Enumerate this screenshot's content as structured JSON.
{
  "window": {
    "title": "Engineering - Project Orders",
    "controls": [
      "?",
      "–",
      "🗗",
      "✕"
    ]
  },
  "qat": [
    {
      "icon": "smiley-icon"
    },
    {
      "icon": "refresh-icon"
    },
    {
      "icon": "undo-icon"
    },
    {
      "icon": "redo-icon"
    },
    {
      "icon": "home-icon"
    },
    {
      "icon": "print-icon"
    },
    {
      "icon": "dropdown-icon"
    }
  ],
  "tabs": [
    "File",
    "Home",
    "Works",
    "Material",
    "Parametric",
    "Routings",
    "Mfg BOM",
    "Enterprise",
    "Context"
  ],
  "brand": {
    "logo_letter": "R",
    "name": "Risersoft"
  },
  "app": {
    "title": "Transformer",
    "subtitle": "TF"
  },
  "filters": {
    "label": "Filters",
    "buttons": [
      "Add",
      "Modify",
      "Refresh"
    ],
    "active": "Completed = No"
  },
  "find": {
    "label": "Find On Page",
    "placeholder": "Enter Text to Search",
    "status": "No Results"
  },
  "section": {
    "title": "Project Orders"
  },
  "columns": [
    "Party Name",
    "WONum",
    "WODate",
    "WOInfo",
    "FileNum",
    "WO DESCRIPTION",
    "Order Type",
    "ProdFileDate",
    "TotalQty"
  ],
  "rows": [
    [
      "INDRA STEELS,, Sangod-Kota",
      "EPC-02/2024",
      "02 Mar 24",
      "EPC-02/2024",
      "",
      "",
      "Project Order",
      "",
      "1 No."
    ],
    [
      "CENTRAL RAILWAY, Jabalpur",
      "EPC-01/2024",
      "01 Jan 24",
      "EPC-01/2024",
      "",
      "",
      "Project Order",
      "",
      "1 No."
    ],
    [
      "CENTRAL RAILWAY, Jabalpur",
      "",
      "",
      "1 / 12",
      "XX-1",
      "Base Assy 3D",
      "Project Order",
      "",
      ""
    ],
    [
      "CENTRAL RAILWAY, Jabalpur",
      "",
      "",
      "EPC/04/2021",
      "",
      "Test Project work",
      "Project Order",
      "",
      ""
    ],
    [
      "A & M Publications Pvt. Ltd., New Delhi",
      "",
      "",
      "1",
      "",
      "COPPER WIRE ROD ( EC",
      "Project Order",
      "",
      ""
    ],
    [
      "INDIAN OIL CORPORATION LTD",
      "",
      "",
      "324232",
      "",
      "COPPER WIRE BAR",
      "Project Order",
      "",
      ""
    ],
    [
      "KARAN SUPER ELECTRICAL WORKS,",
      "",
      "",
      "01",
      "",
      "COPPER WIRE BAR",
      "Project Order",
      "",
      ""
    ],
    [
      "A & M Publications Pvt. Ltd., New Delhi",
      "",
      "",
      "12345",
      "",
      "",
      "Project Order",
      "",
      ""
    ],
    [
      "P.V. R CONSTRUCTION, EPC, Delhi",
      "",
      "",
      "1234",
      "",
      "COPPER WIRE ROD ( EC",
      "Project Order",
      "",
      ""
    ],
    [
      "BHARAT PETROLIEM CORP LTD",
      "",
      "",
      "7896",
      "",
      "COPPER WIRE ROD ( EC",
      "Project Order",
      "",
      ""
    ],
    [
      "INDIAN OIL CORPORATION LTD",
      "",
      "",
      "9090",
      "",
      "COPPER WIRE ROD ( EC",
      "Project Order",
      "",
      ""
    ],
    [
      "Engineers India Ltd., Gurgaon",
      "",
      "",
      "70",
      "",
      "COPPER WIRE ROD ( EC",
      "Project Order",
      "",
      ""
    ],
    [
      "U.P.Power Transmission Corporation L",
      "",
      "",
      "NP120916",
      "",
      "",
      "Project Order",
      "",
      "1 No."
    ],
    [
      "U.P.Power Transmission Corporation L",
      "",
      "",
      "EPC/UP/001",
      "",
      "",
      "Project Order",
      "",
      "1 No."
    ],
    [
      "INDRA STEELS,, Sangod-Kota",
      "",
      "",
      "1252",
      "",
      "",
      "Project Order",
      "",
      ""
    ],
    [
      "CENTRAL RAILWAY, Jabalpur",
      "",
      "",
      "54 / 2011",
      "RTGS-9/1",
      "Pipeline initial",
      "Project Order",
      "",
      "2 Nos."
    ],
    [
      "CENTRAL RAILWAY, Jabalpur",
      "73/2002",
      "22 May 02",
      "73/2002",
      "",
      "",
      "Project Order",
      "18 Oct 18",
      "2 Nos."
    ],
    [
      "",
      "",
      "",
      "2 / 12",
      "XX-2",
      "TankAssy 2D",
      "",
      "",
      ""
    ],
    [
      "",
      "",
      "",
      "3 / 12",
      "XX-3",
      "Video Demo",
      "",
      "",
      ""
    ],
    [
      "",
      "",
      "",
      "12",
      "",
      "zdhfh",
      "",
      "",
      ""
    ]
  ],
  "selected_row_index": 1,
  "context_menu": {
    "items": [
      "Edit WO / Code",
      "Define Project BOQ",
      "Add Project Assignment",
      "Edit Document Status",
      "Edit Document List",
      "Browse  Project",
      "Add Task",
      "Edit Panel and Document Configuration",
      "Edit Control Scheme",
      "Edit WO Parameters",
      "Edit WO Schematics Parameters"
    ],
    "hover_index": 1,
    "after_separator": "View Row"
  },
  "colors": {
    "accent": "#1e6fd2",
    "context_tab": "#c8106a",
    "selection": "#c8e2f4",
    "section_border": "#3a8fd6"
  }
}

§ **Given request**
Scan the records for the string "Document". Copy each line in which it appears.

§ **Exercise output**
      "Edit Document Status",
      "Edit Document List",
      "Edit Panel and Document Configuration",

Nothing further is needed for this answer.